Task objective:
Each line of the material below that holds the word "name" needs to be copied.

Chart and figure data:

■ ■ ■ ■ ■ ■ ■

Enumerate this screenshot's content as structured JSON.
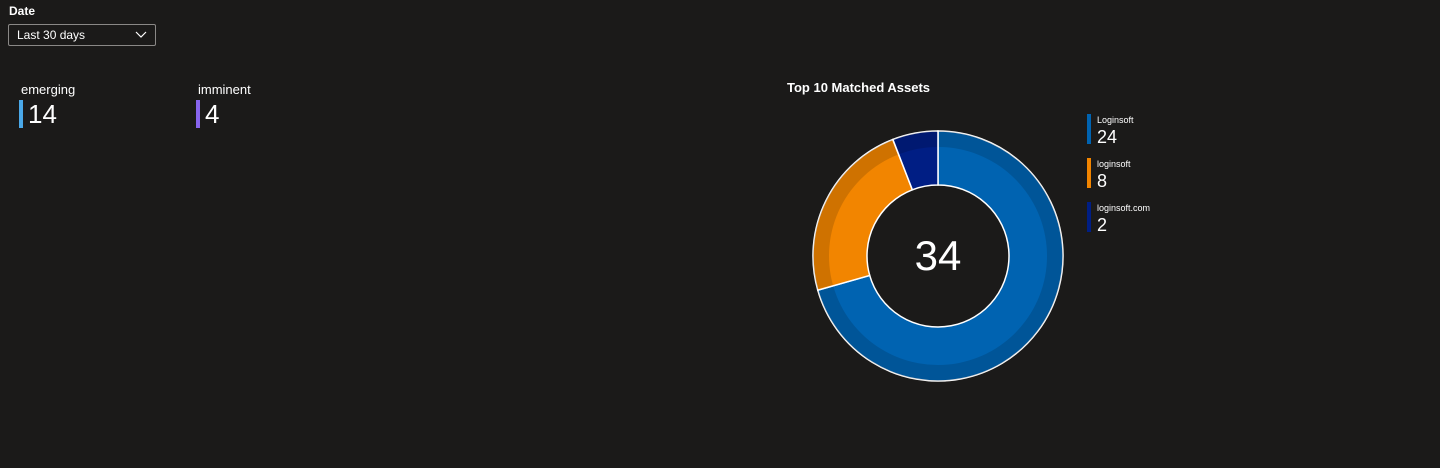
{
  "filter": {
    "label": "Date",
    "selected": "Last 30 days"
  },
  "kpis": [
    {
      "label": "emerging",
      "value": "14",
      "color": "#4aa8e8"
    },
    {
      "label": "imminent",
      "value": "4",
      "color": "#8764ed"
    }
  ],
  "chart": {
    "title": "Top 10 Matched Assets",
    "total": "34"
  },
  "chart_data": {
    "type": "pie",
    "title": "Top 10 Matched Assets",
    "center_label": "34",
    "categories": [
      "Loginsoft",
      "loginsoft",
      "loginsoft.com"
    ],
    "values": [
      24,
      8,
      2
    ],
    "colors": [
      "#0063b1",
      "#f28500",
      "#001e84"
    ],
    "legend_position": "right"
  }
}
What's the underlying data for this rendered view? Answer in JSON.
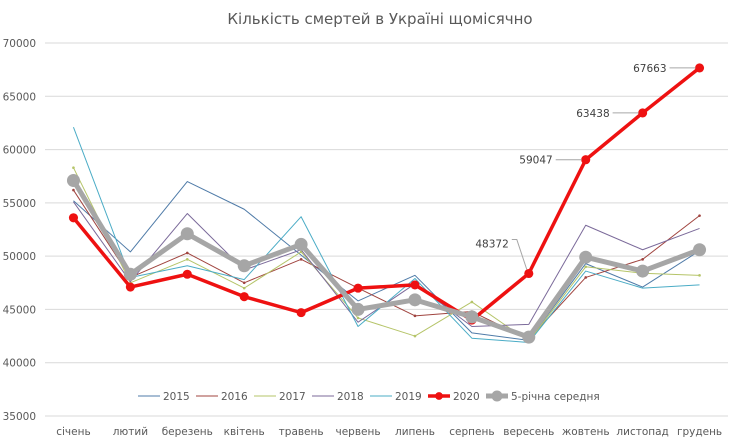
{
  "chart_data": {
    "type": "line",
    "title": "Кількість смертей в Україні щомісячно",
    "categories": [
      "січень",
      "лютий",
      "березень",
      "квітень",
      "травень",
      "червень",
      "липень",
      "серпень",
      "вересень",
      "жовтень",
      "листопад",
      "грудень"
    ],
    "ylim": [
      35000,
      70000
    ],
    "yticks": [
      35000,
      40000,
      45000,
      50000,
      55000,
      60000,
      65000,
      70000
    ],
    "grid": true,
    "legend_position": "bottom",
    "series": [
      {
        "name": "2015",
        "color": "#4f7ba8",
        "width": 1,
        "marker": false,
        "values": [
          55200,
          50400,
          57000,
          54400,
          50100,
          45800,
          48200,
          42800,
          42100,
          49300,
          47100,
          50500
        ]
      },
      {
        "name": "2016",
        "color": "#a0443f",
        "width": 1,
        "marker": true,
        "values": [
          56200,
          48000,
          50300,
          47500,
          49700,
          47000,
          44400,
          44800,
          42200,
          48000,
          49700,
          53800
        ]
      },
      {
        "name": "2017",
        "color": "#b5c468",
        "width": 1,
        "marker": true,
        "values": [
          58300,
          47500,
          49700,
          47000,
          50400,
          44200,
          42500,
          45700,
          42000,
          49000,
          48400,
          48200
        ]
      },
      {
        "name": "2018",
        "color": "#7b6a9a",
        "width": 1,
        "marker": false,
        "values": [
          55100,
          47600,
          54000,
          48700,
          50600,
          43800,
          47400,
          43400,
          43600,
          52900,
          50600,
          52600
        ]
      },
      {
        "name": "2019",
        "color": "#4bacc6",
        "width": 1,
        "marker": false,
        "values": [
          62100,
          48000,
          49100,
          47800,
          53700,
          43400,
          47900,
          42300,
          41900,
          48600,
          47000,
          47300
        ]
      },
      {
        "name": "2020",
        "color": "#ee1111",
        "width": 3.5,
        "marker": true,
        "values": [
          53600,
          47100,
          48300,
          46200,
          44700,
          47000,
          47300,
          44000,
          48372,
          59047,
          63438,
          67663
        ]
      },
      {
        "name": "5-річна середня",
        "color": "#a6a6a6",
        "width": 5,
        "marker": true,
        "values": [
          57100,
          48300,
          52100,
          49100,
          51100,
          45000,
          45900,
          44300,
          42400,
          49900,
          48600,
          50600
        ]
      }
    ],
    "data_labels": [
      {
        "series": "2020",
        "category": "вересень",
        "text": "48372"
      },
      {
        "series": "2020",
        "category": "жовтень",
        "text": "59047"
      },
      {
        "series": "2020",
        "category": "листопад",
        "text": "63438"
      },
      {
        "series": "2020",
        "category": "грудень",
        "text": "67663"
      }
    ]
  }
}
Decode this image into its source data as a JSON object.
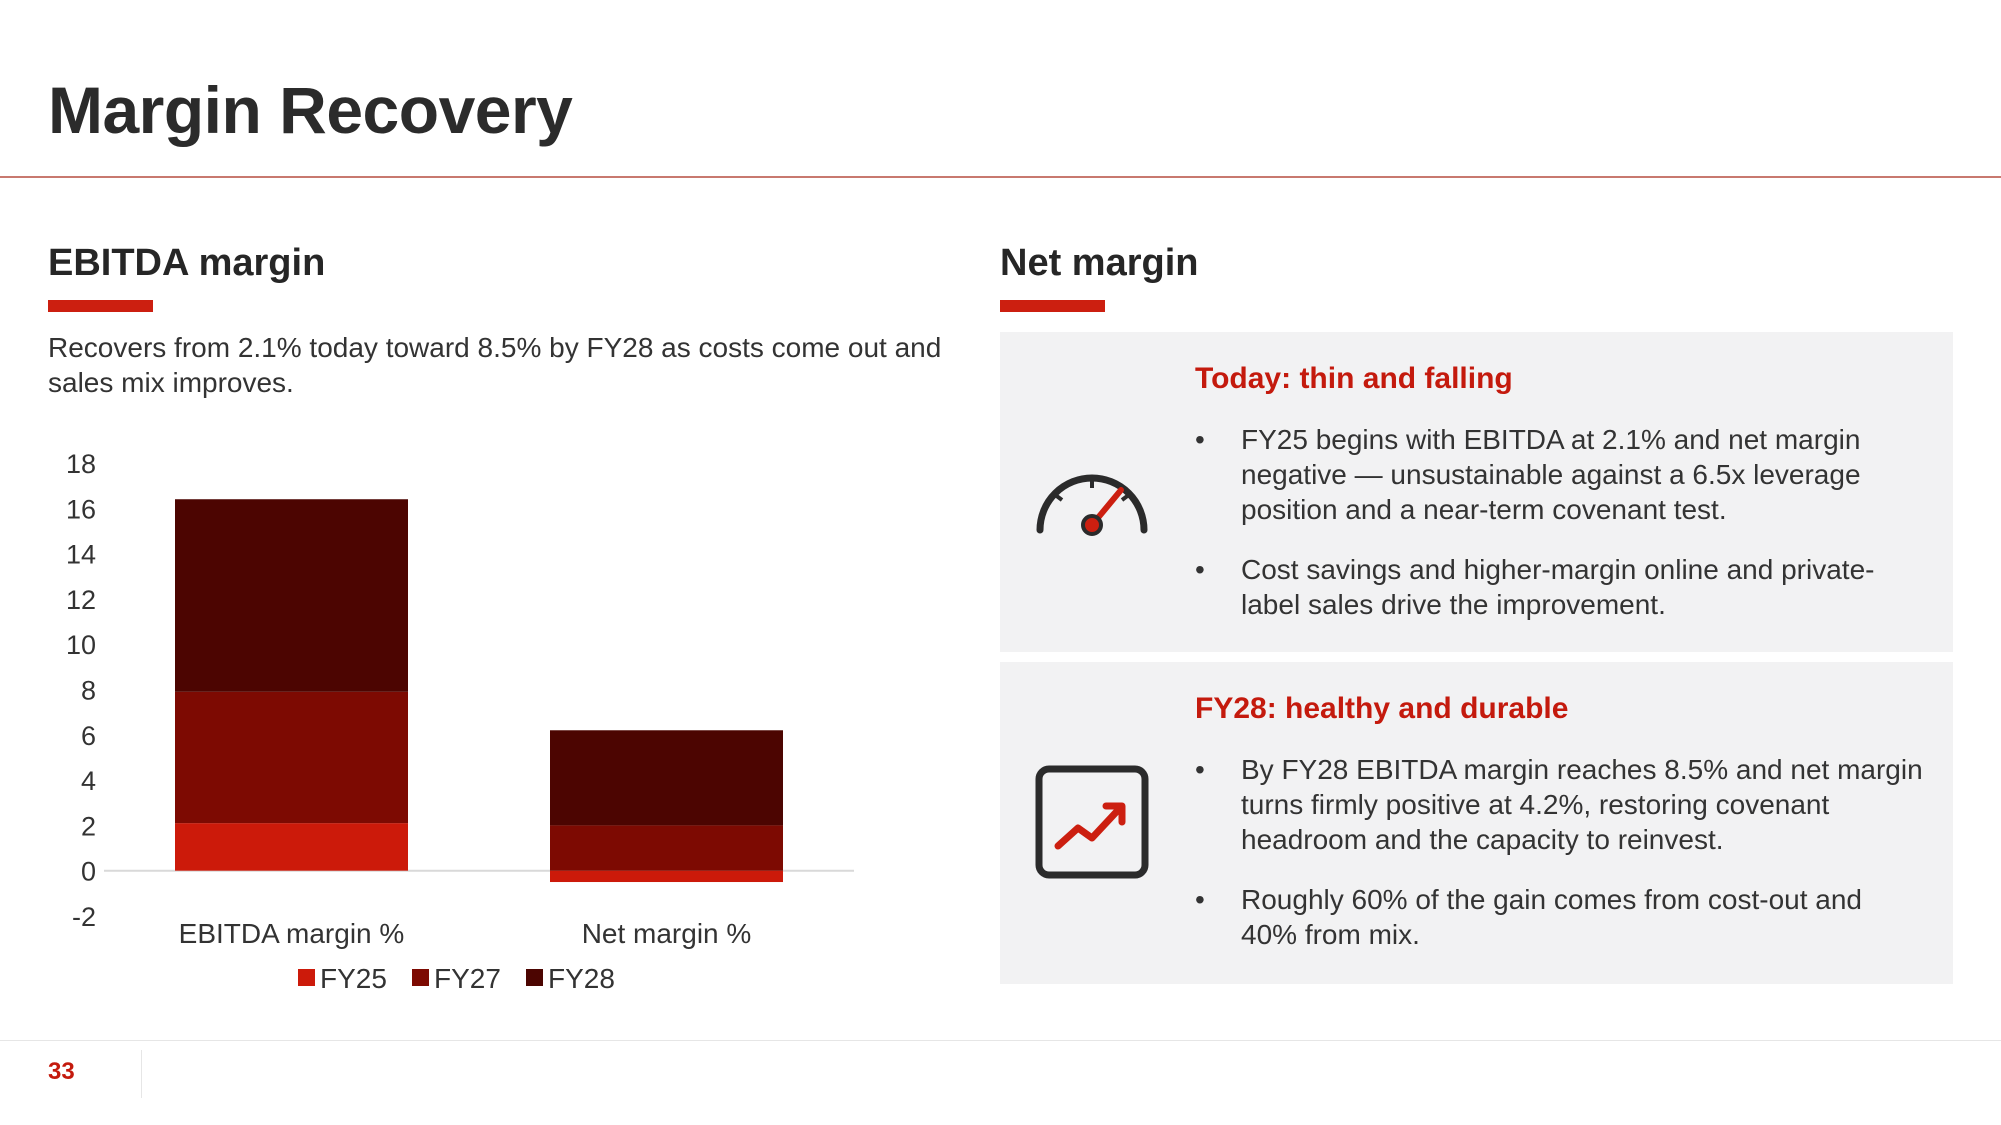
{
  "slide": {
    "title": "Margin Recovery",
    "page_number": "33"
  },
  "left": {
    "heading": "EBITDA margin",
    "description": "Recovers from 2.1% today toward 8.5% by FY28 as costs come out and sales mix improves."
  },
  "right": {
    "heading": "Net margin",
    "cards": [
      {
        "icon": "speedometer-icon",
        "heading": "Today: thin and falling",
        "bullets": [
          "FY25 begins with EBITDA at 2.1% and net margin negative — unsustainable against a 6.5x leverage position and a near-term covenant test.",
          "Cost savings and higher-margin online and private-label sales drive the improvement."
        ]
      },
      {
        "icon": "trend-up-chart-icon",
        "heading": "FY28: healthy and durable",
        "bullets": [
          "By FY28 EBITDA margin reaches 8.5% and net margin turns firmly positive at 4.2%, restoring covenant headroom and the capacity to reinvest.",
          "Roughly 60% of the gain comes from cost-out and 40% from mix."
        ]
      }
    ]
  },
  "colors": {
    "accent": "#cc1f10",
    "fy25": "#cc1a0a",
    "fy27": "#7d0a02",
    "fy28": "#4c0501",
    "card_bg": "#f2f2f3"
  },
  "chart_data": {
    "type": "bar",
    "stacked": true,
    "categories": [
      "EBITDA margin %",
      "Net margin %"
    ],
    "series": [
      {
        "name": "FY25",
        "values": [
          2.1,
          -0.5
        ]
      },
      {
        "name": "FY27",
        "values": [
          5.8,
          2.0
        ]
      },
      {
        "name": "FY28",
        "values": [
          8.5,
          4.2
        ]
      }
    ],
    "ylim": [
      -2,
      18
    ],
    "yticks": [
      18,
      16,
      14,
      12,
      10,
      8,
      6,
      4,
      2,
      0,
      -2
    ],
    "legend": "bottom",
    "grid": false
  }
}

■ ■ ■ ■ ■ ■ ■

Reply:
        "name": "2015",
        "name": "2016",
        "name": "2017",
        "name": "2018",
        "name": "2019",
        "name": "2020",
        "name": "5-річна середня",
        "name": "FY25",
        "name": "FY27",
        "name": "FY28",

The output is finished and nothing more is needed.